* TO DO
Gather from the listing below each line that includes the word "FORSETISCN", and copy it.

* ENTRIES SUPPLIED
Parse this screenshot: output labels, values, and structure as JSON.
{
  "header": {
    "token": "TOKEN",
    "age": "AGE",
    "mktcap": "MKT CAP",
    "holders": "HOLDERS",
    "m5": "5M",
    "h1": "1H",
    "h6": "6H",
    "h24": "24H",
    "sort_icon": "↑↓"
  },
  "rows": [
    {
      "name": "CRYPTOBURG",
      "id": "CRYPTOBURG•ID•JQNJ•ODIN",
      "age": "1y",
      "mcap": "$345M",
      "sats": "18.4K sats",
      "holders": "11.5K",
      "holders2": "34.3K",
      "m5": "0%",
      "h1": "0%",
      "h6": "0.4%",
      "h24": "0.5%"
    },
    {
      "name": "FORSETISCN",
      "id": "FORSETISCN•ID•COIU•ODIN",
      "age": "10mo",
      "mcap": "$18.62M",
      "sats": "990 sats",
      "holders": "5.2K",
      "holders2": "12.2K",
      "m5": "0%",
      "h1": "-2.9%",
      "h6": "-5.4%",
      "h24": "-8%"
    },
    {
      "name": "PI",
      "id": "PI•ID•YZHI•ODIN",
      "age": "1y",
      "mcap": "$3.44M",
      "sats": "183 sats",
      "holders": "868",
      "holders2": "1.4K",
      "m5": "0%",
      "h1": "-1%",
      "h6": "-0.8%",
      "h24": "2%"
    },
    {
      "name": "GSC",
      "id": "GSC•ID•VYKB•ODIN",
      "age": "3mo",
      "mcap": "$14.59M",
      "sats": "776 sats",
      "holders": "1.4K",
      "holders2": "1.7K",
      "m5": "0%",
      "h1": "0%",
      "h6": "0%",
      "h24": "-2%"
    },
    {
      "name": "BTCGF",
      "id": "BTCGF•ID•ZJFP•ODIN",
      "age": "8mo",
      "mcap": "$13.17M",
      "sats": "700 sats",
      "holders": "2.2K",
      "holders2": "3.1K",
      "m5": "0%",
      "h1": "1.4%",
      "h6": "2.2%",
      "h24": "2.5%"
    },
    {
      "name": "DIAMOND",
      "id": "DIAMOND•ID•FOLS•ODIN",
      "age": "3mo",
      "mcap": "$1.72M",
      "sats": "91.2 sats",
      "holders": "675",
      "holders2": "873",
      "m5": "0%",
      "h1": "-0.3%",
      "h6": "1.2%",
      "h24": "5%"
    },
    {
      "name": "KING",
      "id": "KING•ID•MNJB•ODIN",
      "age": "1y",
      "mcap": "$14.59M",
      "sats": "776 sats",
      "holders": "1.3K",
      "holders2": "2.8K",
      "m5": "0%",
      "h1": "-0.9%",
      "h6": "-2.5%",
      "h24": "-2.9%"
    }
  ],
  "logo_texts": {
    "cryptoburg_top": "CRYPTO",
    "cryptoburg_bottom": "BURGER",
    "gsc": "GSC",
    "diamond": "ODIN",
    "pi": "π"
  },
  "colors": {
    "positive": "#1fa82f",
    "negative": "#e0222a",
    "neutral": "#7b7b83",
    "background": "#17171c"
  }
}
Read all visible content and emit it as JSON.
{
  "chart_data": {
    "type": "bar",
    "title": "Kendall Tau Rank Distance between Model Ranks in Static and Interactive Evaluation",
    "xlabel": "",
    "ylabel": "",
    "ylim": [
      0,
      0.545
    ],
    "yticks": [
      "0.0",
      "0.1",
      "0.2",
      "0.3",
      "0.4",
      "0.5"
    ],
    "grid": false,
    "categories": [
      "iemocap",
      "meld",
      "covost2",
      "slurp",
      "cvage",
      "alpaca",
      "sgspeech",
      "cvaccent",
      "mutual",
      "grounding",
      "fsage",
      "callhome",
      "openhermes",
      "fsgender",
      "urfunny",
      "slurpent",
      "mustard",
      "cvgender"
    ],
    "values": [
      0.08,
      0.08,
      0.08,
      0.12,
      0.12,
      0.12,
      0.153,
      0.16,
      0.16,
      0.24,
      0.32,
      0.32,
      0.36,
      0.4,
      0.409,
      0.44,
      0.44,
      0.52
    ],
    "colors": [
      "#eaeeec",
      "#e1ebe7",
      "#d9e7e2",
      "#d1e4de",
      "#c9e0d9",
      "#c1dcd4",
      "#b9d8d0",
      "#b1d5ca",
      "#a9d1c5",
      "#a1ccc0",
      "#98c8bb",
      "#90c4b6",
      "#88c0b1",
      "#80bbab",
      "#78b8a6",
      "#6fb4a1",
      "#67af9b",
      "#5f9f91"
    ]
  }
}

* COMPLETE RESPONSE
      "name": "FORSETISCN",
      "id": "FORSETISCN•ID•COIU•ODIN",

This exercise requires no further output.